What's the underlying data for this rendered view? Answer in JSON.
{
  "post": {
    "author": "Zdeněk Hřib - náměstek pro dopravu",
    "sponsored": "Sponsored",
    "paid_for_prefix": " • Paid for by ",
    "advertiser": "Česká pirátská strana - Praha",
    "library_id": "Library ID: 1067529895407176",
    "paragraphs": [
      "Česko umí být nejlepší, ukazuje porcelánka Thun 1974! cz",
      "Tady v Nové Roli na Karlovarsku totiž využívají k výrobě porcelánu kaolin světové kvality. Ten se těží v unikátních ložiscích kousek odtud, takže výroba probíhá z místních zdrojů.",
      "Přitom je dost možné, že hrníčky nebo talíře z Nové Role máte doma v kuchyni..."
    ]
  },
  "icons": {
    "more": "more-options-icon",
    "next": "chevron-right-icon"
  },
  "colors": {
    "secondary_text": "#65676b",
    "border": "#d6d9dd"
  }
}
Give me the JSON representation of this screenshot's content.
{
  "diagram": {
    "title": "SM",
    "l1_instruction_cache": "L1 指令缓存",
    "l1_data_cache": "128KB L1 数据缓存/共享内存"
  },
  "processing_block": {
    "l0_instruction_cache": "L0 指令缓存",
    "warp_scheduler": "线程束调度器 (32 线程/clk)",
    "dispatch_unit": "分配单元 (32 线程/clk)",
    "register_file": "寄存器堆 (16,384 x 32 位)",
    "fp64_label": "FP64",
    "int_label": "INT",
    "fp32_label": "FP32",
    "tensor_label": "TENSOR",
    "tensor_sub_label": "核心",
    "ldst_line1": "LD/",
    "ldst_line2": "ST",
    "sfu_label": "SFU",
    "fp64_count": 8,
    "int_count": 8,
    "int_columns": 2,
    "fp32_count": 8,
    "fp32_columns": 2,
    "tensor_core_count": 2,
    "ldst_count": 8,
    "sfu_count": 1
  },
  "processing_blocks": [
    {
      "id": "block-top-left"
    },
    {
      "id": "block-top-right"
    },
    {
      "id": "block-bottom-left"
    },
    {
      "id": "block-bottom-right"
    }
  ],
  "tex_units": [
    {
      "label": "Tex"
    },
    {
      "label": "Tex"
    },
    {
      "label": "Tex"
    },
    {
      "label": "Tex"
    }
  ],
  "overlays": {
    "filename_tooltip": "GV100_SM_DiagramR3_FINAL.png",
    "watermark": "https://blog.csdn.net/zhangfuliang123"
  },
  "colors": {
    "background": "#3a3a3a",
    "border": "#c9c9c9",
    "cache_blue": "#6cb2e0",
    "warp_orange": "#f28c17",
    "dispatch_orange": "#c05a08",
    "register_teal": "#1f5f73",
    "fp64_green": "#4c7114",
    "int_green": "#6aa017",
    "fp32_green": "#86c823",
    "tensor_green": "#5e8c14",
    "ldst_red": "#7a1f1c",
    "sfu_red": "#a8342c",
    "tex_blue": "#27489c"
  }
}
§
| What is required |
From the data above, pick out each line containing "this" and copy it.

| Solution to the exercise |
What's the underlying data for this rendered view? Answer in JSON.
Give me the JSON representation of this screenshot's content.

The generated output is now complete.